Records from a collection of figures:
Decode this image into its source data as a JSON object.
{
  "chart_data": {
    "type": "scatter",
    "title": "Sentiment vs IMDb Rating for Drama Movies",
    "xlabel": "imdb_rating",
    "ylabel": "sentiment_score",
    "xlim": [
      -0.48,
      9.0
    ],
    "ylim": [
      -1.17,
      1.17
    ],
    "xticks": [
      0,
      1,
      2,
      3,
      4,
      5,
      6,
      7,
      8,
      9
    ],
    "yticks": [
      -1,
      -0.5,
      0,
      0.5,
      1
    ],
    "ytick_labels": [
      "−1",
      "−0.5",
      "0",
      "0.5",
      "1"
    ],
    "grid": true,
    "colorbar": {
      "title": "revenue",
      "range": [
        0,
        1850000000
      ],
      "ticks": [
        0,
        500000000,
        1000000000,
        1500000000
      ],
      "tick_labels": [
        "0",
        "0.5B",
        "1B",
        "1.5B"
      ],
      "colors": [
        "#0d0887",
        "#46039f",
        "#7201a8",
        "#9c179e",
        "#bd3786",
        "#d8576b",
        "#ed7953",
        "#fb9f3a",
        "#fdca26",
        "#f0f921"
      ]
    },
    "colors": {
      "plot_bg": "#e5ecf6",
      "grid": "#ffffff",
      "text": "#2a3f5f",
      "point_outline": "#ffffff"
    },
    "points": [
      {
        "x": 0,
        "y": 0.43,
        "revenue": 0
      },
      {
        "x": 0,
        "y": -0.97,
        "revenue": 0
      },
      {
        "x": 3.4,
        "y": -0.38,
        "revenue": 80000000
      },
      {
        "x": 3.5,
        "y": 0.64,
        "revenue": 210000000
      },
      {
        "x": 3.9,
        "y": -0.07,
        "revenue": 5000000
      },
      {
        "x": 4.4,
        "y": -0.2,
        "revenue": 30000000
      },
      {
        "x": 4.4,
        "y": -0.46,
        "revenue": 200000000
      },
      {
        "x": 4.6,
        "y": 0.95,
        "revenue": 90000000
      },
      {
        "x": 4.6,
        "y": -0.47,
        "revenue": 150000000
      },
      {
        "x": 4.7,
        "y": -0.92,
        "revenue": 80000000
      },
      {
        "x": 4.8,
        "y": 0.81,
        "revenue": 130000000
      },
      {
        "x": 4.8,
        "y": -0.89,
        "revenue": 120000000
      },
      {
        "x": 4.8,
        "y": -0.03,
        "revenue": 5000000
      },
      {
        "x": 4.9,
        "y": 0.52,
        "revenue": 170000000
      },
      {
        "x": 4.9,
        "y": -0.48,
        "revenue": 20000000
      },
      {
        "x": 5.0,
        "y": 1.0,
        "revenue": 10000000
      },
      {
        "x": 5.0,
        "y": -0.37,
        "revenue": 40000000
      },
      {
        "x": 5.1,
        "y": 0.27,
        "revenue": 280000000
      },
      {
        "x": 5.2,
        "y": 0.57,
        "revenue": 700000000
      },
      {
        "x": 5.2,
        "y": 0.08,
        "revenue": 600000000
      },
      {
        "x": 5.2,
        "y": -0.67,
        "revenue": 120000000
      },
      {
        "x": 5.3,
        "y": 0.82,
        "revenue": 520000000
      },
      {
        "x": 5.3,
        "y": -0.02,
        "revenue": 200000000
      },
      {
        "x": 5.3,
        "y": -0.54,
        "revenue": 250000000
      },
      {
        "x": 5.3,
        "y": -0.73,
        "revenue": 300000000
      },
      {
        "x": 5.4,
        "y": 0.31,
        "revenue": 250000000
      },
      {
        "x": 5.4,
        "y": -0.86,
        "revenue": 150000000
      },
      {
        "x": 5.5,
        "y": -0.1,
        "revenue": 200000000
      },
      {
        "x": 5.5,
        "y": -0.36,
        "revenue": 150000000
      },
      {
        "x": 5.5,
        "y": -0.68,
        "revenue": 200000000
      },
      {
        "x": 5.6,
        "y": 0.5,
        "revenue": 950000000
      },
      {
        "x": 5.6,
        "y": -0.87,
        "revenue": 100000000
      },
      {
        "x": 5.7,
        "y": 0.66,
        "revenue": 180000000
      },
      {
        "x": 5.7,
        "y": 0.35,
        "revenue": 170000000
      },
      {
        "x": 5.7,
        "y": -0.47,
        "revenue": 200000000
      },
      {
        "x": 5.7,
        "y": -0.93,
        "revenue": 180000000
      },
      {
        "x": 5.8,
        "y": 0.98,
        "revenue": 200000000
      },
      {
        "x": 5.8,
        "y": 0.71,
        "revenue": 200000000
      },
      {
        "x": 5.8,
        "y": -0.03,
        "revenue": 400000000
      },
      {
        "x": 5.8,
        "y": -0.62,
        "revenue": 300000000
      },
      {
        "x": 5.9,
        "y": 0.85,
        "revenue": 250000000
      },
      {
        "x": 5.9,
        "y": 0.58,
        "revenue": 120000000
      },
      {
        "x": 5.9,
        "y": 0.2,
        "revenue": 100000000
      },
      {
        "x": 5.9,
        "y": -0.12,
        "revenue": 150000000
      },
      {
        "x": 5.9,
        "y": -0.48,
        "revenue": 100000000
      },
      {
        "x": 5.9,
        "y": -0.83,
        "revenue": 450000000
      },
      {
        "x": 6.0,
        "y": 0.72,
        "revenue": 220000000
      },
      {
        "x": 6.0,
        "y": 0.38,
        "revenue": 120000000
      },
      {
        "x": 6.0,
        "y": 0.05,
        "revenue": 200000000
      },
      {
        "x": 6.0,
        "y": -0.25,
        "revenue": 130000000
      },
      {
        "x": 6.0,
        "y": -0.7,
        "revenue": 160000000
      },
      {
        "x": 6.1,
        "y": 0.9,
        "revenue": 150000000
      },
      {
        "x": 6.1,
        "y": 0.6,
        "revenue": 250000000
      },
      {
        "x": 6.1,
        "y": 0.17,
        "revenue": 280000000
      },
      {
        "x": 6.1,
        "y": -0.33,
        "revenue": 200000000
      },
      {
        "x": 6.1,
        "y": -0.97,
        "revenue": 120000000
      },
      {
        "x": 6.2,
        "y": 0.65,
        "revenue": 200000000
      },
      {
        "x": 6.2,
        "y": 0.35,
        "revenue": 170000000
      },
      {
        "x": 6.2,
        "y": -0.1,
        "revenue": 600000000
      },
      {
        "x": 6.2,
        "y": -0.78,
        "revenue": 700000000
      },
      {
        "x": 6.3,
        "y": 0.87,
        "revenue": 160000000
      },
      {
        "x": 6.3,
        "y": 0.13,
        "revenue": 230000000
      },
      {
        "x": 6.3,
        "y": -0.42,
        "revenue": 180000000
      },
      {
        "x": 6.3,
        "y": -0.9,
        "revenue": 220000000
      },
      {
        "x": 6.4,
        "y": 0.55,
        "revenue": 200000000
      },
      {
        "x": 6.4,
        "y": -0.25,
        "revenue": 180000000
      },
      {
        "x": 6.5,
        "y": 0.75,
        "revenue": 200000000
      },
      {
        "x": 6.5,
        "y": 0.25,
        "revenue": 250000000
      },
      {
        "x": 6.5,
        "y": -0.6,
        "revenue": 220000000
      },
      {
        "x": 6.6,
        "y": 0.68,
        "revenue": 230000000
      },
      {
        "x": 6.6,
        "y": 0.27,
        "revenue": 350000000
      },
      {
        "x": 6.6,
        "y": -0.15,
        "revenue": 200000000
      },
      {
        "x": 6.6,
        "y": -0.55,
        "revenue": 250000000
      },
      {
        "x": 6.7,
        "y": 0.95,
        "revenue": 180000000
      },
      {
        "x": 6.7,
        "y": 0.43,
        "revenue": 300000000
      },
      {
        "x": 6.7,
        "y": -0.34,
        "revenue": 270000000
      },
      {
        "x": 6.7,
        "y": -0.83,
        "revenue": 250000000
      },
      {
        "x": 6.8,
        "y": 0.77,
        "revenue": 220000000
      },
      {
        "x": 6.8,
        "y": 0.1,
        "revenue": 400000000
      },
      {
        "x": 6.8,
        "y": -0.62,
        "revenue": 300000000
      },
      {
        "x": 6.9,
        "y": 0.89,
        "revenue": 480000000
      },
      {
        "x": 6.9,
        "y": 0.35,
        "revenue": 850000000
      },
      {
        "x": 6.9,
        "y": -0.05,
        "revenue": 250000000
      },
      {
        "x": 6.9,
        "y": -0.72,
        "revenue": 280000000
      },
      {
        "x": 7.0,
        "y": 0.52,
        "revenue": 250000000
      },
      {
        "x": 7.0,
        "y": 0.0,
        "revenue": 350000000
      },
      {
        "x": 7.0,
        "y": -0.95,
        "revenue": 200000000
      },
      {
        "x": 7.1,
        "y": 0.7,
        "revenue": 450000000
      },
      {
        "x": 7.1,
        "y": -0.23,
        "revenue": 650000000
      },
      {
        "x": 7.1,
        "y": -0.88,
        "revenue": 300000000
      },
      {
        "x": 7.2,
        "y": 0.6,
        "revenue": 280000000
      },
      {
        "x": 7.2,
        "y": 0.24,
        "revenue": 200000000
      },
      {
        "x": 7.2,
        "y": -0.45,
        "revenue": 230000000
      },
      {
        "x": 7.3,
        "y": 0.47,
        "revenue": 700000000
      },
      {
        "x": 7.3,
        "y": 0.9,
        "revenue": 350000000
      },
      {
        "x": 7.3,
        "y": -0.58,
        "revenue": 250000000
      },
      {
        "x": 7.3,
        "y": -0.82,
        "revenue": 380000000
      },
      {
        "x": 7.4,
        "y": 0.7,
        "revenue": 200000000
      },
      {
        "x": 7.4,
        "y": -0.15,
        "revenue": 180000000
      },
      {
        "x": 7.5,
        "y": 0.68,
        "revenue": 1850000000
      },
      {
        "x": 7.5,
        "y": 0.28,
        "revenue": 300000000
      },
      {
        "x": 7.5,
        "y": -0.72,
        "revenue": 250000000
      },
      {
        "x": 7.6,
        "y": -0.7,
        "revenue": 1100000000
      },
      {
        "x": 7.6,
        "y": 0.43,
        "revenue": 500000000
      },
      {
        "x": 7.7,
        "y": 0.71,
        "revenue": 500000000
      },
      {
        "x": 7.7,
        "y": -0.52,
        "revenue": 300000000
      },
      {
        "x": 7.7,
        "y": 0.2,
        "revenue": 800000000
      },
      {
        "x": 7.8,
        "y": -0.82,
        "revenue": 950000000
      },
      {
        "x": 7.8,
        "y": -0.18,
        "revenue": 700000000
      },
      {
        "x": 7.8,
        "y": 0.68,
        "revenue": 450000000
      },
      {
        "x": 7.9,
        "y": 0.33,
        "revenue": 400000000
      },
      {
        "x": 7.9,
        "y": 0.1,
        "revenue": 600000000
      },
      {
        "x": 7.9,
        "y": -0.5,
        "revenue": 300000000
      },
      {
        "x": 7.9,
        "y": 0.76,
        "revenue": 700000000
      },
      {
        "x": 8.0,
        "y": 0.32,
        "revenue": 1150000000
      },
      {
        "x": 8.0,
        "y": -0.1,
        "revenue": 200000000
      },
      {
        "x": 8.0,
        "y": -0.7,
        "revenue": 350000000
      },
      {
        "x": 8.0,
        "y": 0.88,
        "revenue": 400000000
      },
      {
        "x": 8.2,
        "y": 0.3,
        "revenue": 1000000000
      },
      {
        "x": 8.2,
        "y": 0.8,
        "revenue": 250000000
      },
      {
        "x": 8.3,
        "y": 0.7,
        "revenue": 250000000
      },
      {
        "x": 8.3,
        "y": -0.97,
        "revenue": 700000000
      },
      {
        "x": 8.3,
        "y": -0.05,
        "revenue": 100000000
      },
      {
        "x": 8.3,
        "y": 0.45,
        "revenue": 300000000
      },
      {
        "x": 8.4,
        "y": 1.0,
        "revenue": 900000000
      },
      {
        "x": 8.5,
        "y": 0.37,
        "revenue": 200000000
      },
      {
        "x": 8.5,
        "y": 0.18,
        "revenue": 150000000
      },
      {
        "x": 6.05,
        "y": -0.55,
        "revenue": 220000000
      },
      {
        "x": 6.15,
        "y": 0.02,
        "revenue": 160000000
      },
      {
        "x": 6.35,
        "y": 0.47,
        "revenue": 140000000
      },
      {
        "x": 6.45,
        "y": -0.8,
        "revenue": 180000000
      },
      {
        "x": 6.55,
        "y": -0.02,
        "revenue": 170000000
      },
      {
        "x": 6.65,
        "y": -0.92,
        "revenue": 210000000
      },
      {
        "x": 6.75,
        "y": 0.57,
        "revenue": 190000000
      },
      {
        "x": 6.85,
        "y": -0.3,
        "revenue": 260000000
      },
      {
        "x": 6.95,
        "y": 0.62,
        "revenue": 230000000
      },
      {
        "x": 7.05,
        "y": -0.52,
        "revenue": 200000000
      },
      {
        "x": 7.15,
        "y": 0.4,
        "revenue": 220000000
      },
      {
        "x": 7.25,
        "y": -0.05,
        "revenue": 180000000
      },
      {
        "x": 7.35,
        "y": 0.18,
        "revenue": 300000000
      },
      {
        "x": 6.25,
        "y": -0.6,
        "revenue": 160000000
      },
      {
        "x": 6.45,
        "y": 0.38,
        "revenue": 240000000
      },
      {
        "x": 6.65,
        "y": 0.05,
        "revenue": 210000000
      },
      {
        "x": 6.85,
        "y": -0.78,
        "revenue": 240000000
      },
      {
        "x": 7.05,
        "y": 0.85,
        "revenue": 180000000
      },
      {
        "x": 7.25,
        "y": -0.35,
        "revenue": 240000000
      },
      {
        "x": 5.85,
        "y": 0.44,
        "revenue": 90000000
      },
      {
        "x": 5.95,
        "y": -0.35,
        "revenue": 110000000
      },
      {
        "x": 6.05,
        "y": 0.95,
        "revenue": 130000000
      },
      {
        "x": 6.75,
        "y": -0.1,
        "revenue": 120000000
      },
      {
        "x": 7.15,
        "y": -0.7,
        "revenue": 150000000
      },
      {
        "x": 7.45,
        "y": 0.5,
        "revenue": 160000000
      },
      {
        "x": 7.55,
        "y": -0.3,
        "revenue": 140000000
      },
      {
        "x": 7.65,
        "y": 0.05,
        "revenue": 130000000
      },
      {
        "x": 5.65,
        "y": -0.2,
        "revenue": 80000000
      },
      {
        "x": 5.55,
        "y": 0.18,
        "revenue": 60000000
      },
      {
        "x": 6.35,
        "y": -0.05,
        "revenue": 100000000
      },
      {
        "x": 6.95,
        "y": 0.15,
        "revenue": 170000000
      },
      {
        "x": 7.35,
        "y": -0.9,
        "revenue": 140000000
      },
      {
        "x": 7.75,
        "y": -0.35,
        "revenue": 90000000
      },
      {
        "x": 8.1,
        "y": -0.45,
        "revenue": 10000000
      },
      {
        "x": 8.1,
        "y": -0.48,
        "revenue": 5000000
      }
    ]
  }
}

> [Exercise requirements]: In the records above, locate every line with the string "title" and copy it.

> [Answer below]:
    "title": "Sentiment vs IMDb Rating for Drama Movies",
      "title": "revenue",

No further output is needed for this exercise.